■ Task: Scan the records and identify every line in which the string "count" occurs, then return those lines.

BEGIN Data section

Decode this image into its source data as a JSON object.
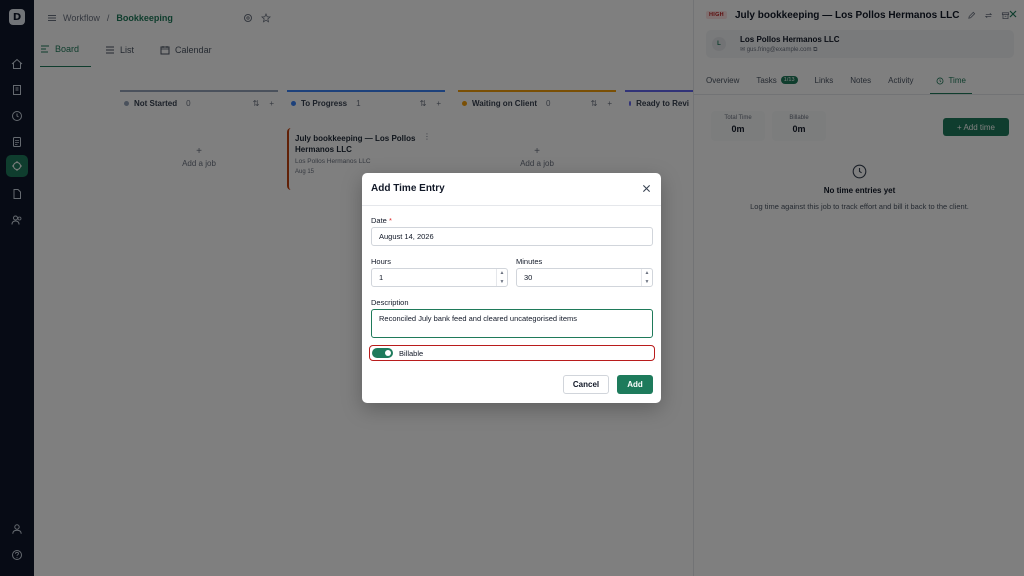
{
  "app": {
    "logo": "D"
  },
  "breadcrumb": {
    "parent": "Workflow",
    "separator": "/",
    "current": "Bookkeeping"
  },
  "views": [
    {
      "label": "Board",
      "icon": "board-icon",
      "active": true
    },
    {
      "label": "List",
      "icon": "list-icon",
      "active": false
    },
    {
      "label": "Calendar",
      "icon": "calendar-icon",
      "active": false
    }
  ],
  "columns": [
    {
      "name": "Not Started",
      "count": "0",
      "sort": "⇅",
      "plus": "+",
      "color": "#94a3b8",
      "add_job": "Add a job"
    },
    {
      "name": "To Progress",
      "count": "1",
      "sort": "⇅",
      "plus": "+",
      "color": "#3b82f6"
    },
    {
      "name": "Waiting on Client",
      "count": "0",
      "sort": "⇅",
      "plus": "+",
      "color": "#f59e0b",
      "add_job": "Add a job"
    },
    {
      "name": "Ready to Revi",
      "count": "",
      "color": "#6366f1"
    }
  ],
  "job_card": {
    "title": "July bookkeeping — Los Pollos Hermanos LLC",
    "client": "Los Pollos Hermanos LLC",
    "date": "Aug 15",
    "accent": "#c2410c"
  },
  "panel": {
    "badge": "HIGH",
    "title": "July bookkeeping — Los Pollos Hermanos LLC",
    "client": {
      "initial": "L",
      "name": "Los Pollos Hermanos LLC",
      "email": "gus.fring@example.com"
    },
    "tabs": [
      {
        "label": "Overview"
      },
      {
        "label": "Tasks",
        "count": "1/13"
      },
      {
        "label": "Links"
      },
      {
        "label": "Notes"
      },
      {
        "label": "Activity"
      },
      {
        "label": "Time",
        "active": true
      }
    ],
    "stats": [
      {
        "label": "Total Time",
        "value": "0m"
      },
      {
        "label": "Billable",
        "value": "0m"
      }
    ],
    "add_time": "+  Add time",
    "empty_title": "No time entries yet",
    "empty_text": "Log time against this job to track effort and bill it back to the client."
  },
  "modal": {
    "title": "Add Time Entry",
    "date": {
      "label": "Date",
      "required": "*",
      "value": "August 14, 2026"
    },
    "hours": {
      "label": "Hours",
      "value": "1"
    },
    "minutes": {
      "label": "Minutes",
      "value": "30"
    },
    "description": {
      "label": "Description",
      "value": "Reconciled July bank feed and cleared uncategorised items"
    },
    "billable": {
      "label": "Billable",
      "checked": true
    },
    "cancel": "Cancel",
    "add": "Add"
  },
  "colors": {
    "accent": "#1e7b5c",
    "danger": "#b91c1c",
    "overlay": "rgba(0,0,0,0.5)"
  }
}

END Data section

■ Exercise response:
      "count": "0",
      "count": "1",
      "count": "0",
      "count": "",
        "count": "1/13"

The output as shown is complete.